§ Prompt
Update the material between the lines holding "source-label-pc: PC bbox=[137, 63, 145, 68]" and "page-title: Share bbox=[163, 18, 183, 25]", inclusive, by changing "Stop sharing" to "End sharing" and keeping everything else the same. Give only those lines.

----------

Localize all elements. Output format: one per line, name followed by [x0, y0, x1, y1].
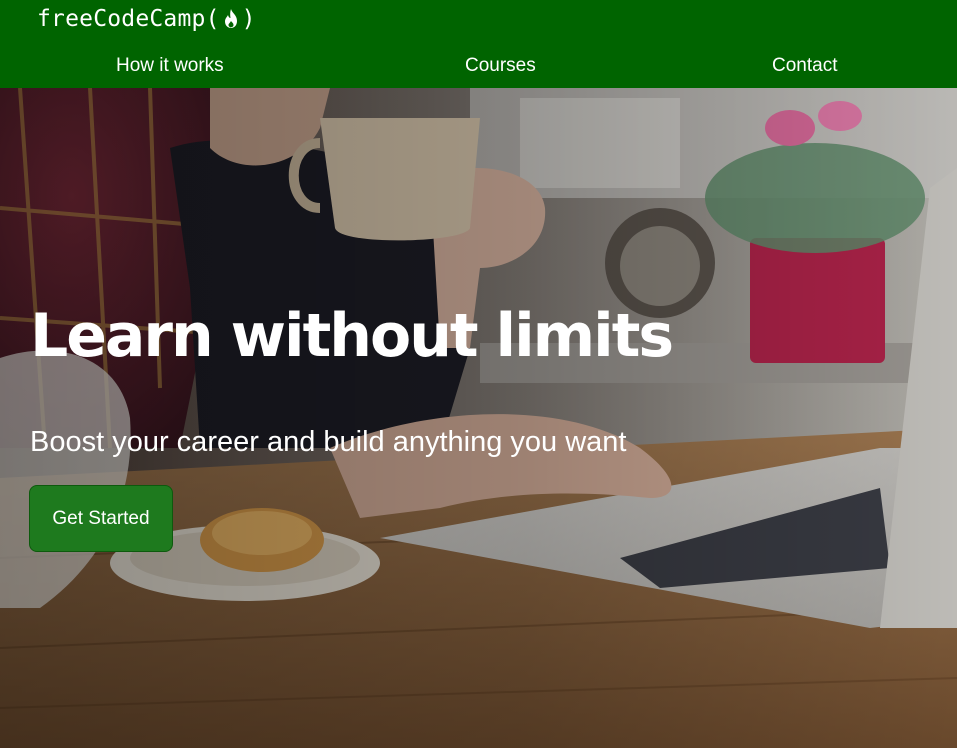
nav-link-how-it-works[interactable]: How it works [116, 50, 224, 82]
site-header: freeCodeCamp ( ) How it works Courses Co… [0, 0, 957, 88]
nav-link-contact[interactable]: Contact [772, 50, 837, 82]
main-nav: How it works Courses Contact [0, 50, 957, 82]
hero-overlay [0, 88, 957, 748]
hero-section: Learn without limits Boost your career a… [0, 88, 957, 748]
logo-open-paren: ( [205, 6, 220, 32]
nav-link-courses[interactable]: Courses [465, 50, 536, 82]
hero-subtitle: Boost your career and build anything you… [30, 426, 627, 458]
logo-text: freeCodeCamp [37, 6, 206, 32]
flame-icon [224, 9, 237, 28]
hero-title: Learn without limits [30, 301, 674, 371]
get-started-button[interactable]: Get Started [29, 485, 173, 552]
freecodecamp-logo[interactable]: freeCodeCamp ( ) [37, 4, 256, 34]
logo-close-paren: ) [241, 6, 256, 32]
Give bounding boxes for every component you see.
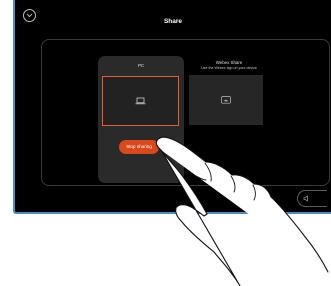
source-label-pc: PC bbox=[137, 63, 145, 68]
webex-preview[interactable] bbox=[189, 75, 263, 125]
source-description-webex: Use the Webex app on your device bbox=[201, 65, 257, 70]
source-card-webex[interactable]: Webex Share Use the Webex app on your de… bbox=[186, 56, 272, 183]
source-label-webex: Webex Share bbox=[215, 60, 243, 65]
source-card-pc[interactable]: PC Stop sharing bbox=[98, 56, 184, 183]
page-title: Share bbox=[163, 18, 183, 25]
cast-icon bbox=[221, 96, 231, 104]
speaker-icon bbox=[303, 195, 308, 202]
stop-sharing-button[interactable]: Stop sharing bbox=[119, 140, 159, 154]
volume-button[interactable] bbox=[297, 190, 327, 207]
touch-panel-screen: Share PC Stop sharing Webex Share Use th… bbox=[13, 0, 331, 214]
pc-preview[interactable] bbox=[102, 76, 179, 126]
laptop-icon bbox=[135, 97, 146, 105]
illustration: Share PC Stop sharing Webex Share Use th… bbox=[0, 0, 331, 286]
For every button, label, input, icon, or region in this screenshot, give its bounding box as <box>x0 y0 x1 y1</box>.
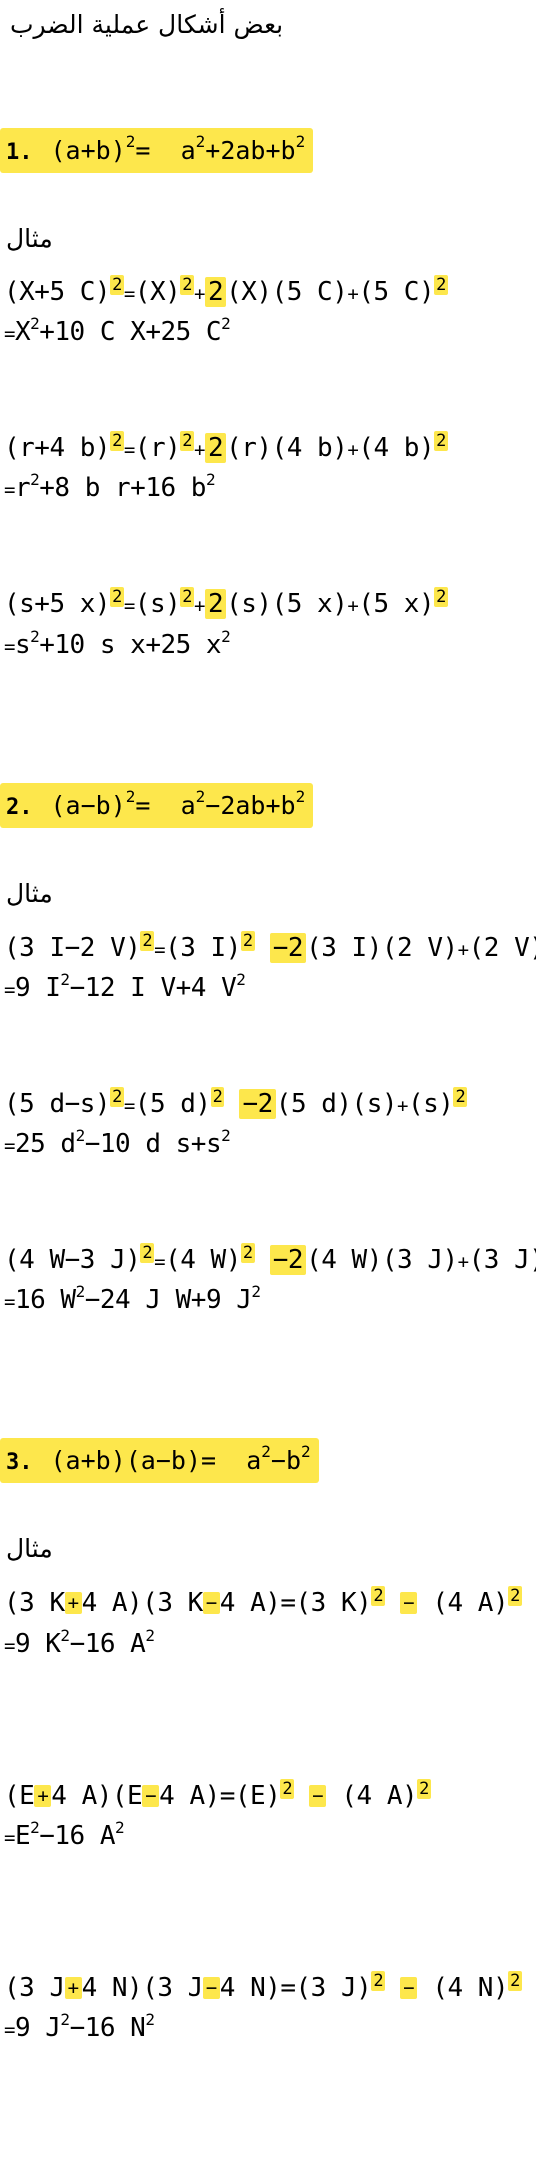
formula-lhs: (a−b) <box>50 791 126 820</box>
rule-1-banner: 1. (a+b)2= a2+2ab+b2 <box>0 128 314 173</box>
expansion-line: (X+5 C) 2 =(X) 2 +2 (X)(5 C)+(5 C) 2 <box>4 275 448 307</box>
formula-rhs: a <box>180 136 196 165</box>
formula-lhs: (a+b)(a−b)= <box>50 1446 217 1475</box>
result-line: =r2+8 b r+16 b2 <box>4 470 216 504</box>
formula-tail: −b <box>270 1446 301 1475</box>
example-label: مثال <box>6 1534 53 1563</box>
result-line: =9 I2−12 I V+4 V2 <box>4 970 246 1004</box>
example-label: مثال <box>6 879 53 908</box>
expansion-line: (E +4 A)(E −4 A)=(E) 2 − (4 A) 2 <box>4 1779 431 1811</box>
page-title: بعض أشكال عملية الضرب <box>10 10 284 39</box>
formula-lhs: (a+b) <box>50 136 126 165</box>
expansion-line: (3 K +4 A)(3 K −4 A)=(3 K) 2 − (4 A) 2 <box>4 1586 522 1618</box>
expansion-line: (s+5 x) 2 =(s) 2 +2 (s)(5 x)+(5 x) 2 <box>4 587 448 619</box>
rule-number: 1. <box>6 140 33 165</box>
result-line: =9 J2−16 N2 <box>4 2010 155 2044</box>
expansion-line: (r+4 b) 2 =(r) 2 +2 (r)(4 b)+(4 b) 2 <box>4 431 448 463</box>
result-line: =E2−16 A2 <box>4 1818 125 1852</box>
formula-tail: +2ab+b <box>205 136 296 165</box>
rule-2-banner: 2. (a−b)2= a2−2ab+b2 <box>0 783 314 828</box>
result-line: =9 K2−16 A2 <box>4 1626 155 1660</box>
formula-tail: −2ab+b <box>205 791 296 820</box>
rule-3-banner: 3. (a+b)(a−b)= a2−b2 <box>0 1438 319 1483</box>
formula-rhs: a <box>246 1446 262 1475</box>
expansion-line: (5 d−s) 2 =(5 d) 2 −2 (5 d)(s)+(s) 2 <box>4 1087 468 1119</box>
expansion-line: (3 J +4 N)(3 J −4 N)=(3 J) 2 − (4 N) 2 <box>4 1971 522 2003</box>
exponent: 2 <box>125 132 136 151</box>
result-line: =16 W2−24 J W+9 J2 <box>4 1282 261 1316</box>
formula-rhs: a <box>180 791 196 820</box>
exponent: 2 <box>195 132 206 151</box>
exponent: 2 <box>295 132 306 151</box>
result-line: =25 d2−10 d s+s2 <box>4 1126 231 1160</box>
result-line: =s2+10 s x+25 x2 <box>4 627 231 661</box>
result-line: =X2+10 C X+25 C2 <box>4 314 231 348</box>
rule-number: 2. <box>6 795 33 820</box>
expansion-line: (4 W−3 J)2=(4 W)2 −2(4 W)(3 J)+(3 J)2 <box>4 1243 536 1275</box>
example-label: مثال <box>6 224 53 253</box>
rule-number: 3. <box>6 1450 33 1475</box>
page: بعض أشكال عملية الضرب 1. (a+b)2= a2+2ab+b… <box>0 0 536 2158</box>
expansion-line: (3 I−2 V)2=(3 I)2 −2(3 I)(2 V)+(2 V)2 <box>4 931 536 963</box>
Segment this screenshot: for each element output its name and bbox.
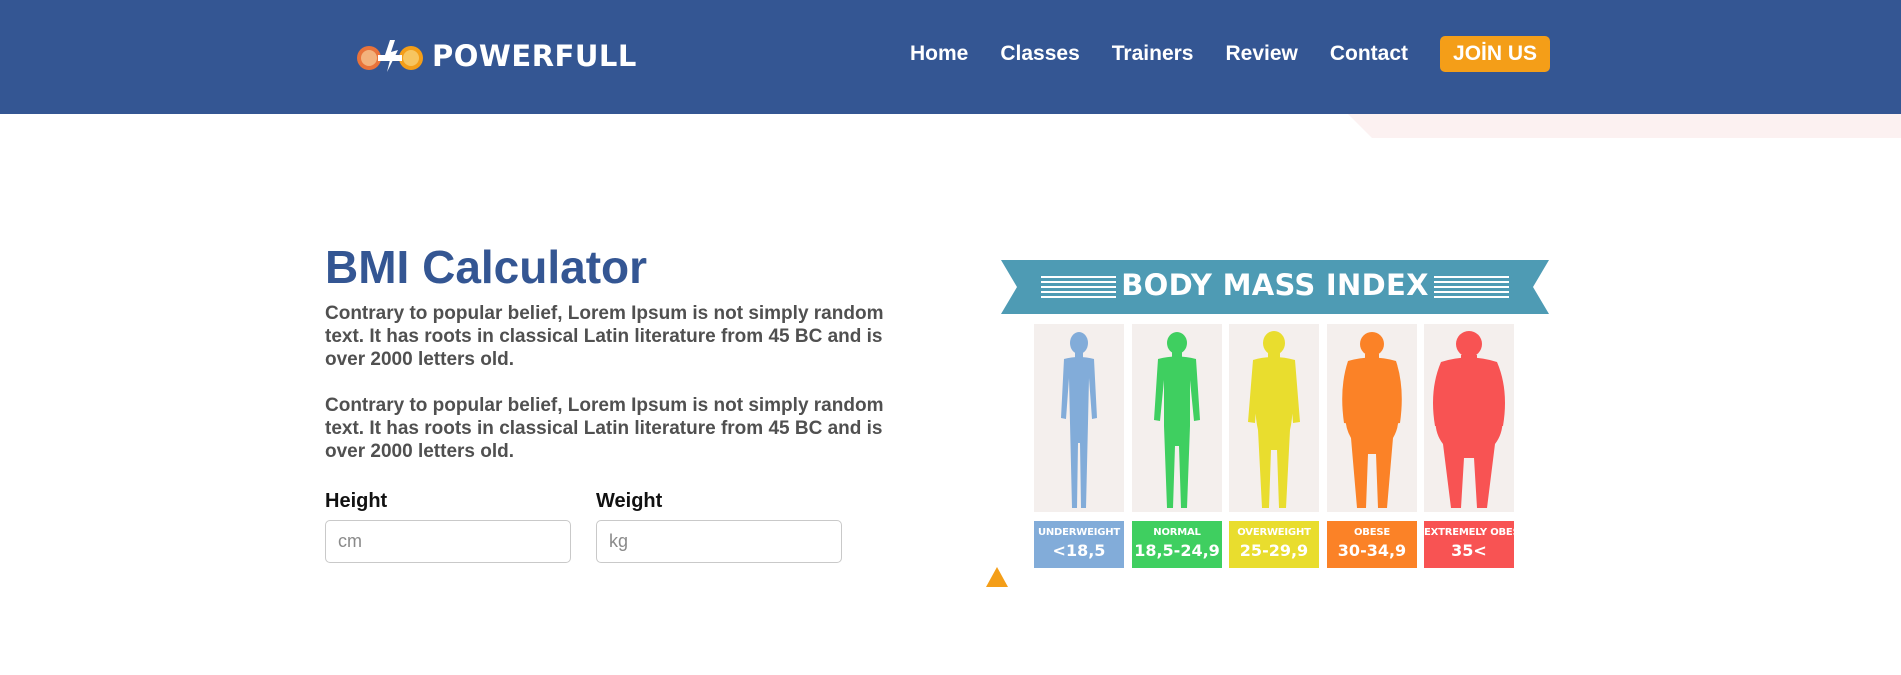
nav-review[interactable]: Review [1225, 42, 1297, 66]
category-range-overweight: 25-29,9 [1239, 541, 1309, 560]
site-header: POWERFULL Home Classes Trainers Review C… [0, 0, 1901, 114]
category-range-normal: 18,5-24,9 [1134, 541, 1220, 560]
category-range-extremely-obese: 35< [1451, 541, 1487, 560]
page-title: BMI Calculator [325, 241, 648, 293]
bmi-chart-title: BODY MASS INDEX [1121, 268, 1429, 302]
category-name-extremely-obese: EXTREMELY OBESE [1424, 527, 1527, 538]
brand-name: POWERFULL [432, 39, 637, 73]
nav-contact[interactable]: Contact [1330, 42, 1408, 66]
category-name-underweight: UNDERWEIGHT [1037, 527, 1121, 538]
main-nav: Home Classes Trainers Review Contact JOİ… [910, 36, 1551, 72]
dumbbell-icon [357, 40, 423, 72]
category-range-underweight: <18,5 [1052, 541, 1106, 560]
height-input[interactable] [325, 520, 571, 563]
category-name-obese: OBESE [1354, 527, 1390, 538]
intro-paragraph-2: Contrary to popular belief, Lorem Ipsum … [325, 395, 884, 462]
brand-logo[interactable]: POWERFULL [354, 38, 637, 74]
scroll-up-arrow[interactable] [986, 567, 1008, 587]
nav-trainers[interactable]: Trainers [1112, 42, 1194, 66]
nav-classes[interactable]: Classes [1000, 42, 1079, 66]
category-name-overweight: OVERWEIGHT [1237, 527, 1311, 538]
join-us-button[interactable]: JOİN US [1440, 36, 1551, 72]
weight-label: Weight [596, 490, 663, 512]
intro-paragraph-1: Contrary to popular belief, Lorem Ipsum … [325, 303, 884, 370]
bmi-infographic-art [1001, 260, 1549, 568]
category-name-normal: NORMAL [1153, 527, 1201, 538]
decorative-strip [1348, 114, 1901, 138]
nav-home[interactable]: Home [910, 42, 968, 66]
weight-input[interactable] [596, 520, 842, 563]
category-range-obese: 30-34,9 [1337, 541, 1407, 560]
height-label: Height [325, 490, 388, 512]
bmi-infographic: BODY MASS INDEX UNDERWEIGHT <18,5 NORMAL… [1001, 258, 1549, 568]
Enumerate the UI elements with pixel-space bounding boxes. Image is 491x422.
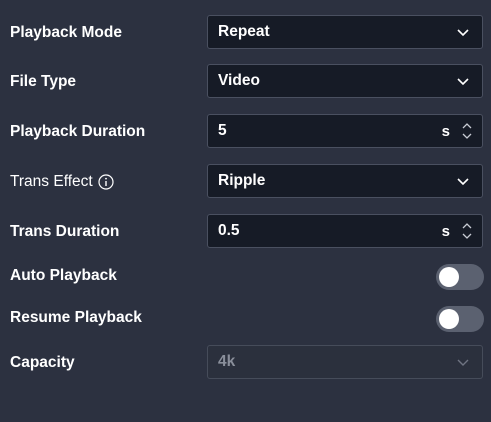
toggle-knob: [439, 309, 459, 329]
playback-settings-panel: Playback Mode Repeat File Type Video Pla…: [0, 0, 491, 422]
playback-mode-select[interactable]: Repeat: [207, 15, 483, 49]
trans-duration-value: 0.5: [218, 222, 240, 239]
file-type-select[interactable]: Video: [207, 64, 483, 98]
resume-playback-toggle[interactable]: [436, 306, 484, 332]
playback-duration-row: Playback Duration 5 s: [0, 114, 491, 150]
playback-mode-value: Repeat: [218, 23, 270, 40]
chevron-down-icon: [457, 359, 469, 366]
capacity-select: 4k: [207, 345, 483, 379]
trans-effect-label-group: Trans Effect: [10, 164, 114, 200]
auto-playback-label: Auto Playback: [10, 267, 117, 284]
auto-playback-row: Auto Playback: [0, 258, 491, 294]
trans-duration-unit: s: [441, 223, 450, 240]
capacity-label: Capacity: [10, 354, 75, 371]
file-type-value: Video: [218, 72, 260, 89]
toggle-knob: [439, 267, 459, 287]
auto-playback-toggle[interactable]: [436, 264, 484, 290]
trans-effect-select[interactable]: Ripple: [207, 164, 483, 198]
trans-effect-row: Trans Effect Ripple: [0, 164, 491, 200]
trans-duration-row: Trans Duration 0.5 s: [0, 214, 491, 250]
playback-duration-value: 5: [218, 122, 227, 139]
playback-duration-unit: s: [441, 123, 450, 140]
trans-duration-label: Trans Duration: [10, 223, 120, 240]
file-type-row: File Type Video: [0, 64, 491, 100]
playback-mode-label: Playback Mode: [10, 24, 122, 41]
playback-duration-label: Playback Duration: [10, 123, 146, 140]
stepper-arrows-icon[interactable]: [461, 121, 473, 141]
capacity-value: 4k: [218, 353, 236, 370]
chevron-down-icon: [457, 78, 469, 86]
file-type-label: File Type: [10, 73, 77, 90]
trans-effect-label: Trans Effect: [10, 173, 93, 190]
playback-duration-input[interactable]: 5 s: [207, 114, 483, 148]
resume-playback-label: Resume Playback: [10, 309, 142, 326]
chevron-down-icon: [457, 178, 469, 186]
trans-effect-value: Ripple: [218, 172, 266, 189]
stepper-arrows-icon[interactable]: [461, 221, 473, 241]
playback-mode-row: Playback Mode Repeat: [0, 15, 491, 51]
capacity-row: Capacity 4k: [0, 345, 491, 381]
info-icon[interactable]: [98, 174, 114, 190]
resume-playback-row: Resume Playback: [0, 300, 491, 336]
trans-duration-input[interactable]: 0.5 s: [207, 214, 483, 248]
chevron-down-icon: [457, 29, 469, 37]
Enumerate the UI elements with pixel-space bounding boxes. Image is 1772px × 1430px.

----------

§ Solved problem
source-label-pc: PC bbox=[137, 63, 145, 68]
webex-preview[interactable] bbox=[189, 75, 263, 125]
source-description-webex: Use the Webex app on your device bbox=[201, 65, 257, 70]
source-card-webex[interactable]: Webex Share Use the Webex app on your de… bbox=[186, 56, 272, 183]
source-label-webex: Webex Share bbox=[215, 60, 243, 65]
source-card-pc[interactable]: PC End sharing bbox=[98, 56, 184, 183]
page-title: Share bbox=[163, 18, 183, 25]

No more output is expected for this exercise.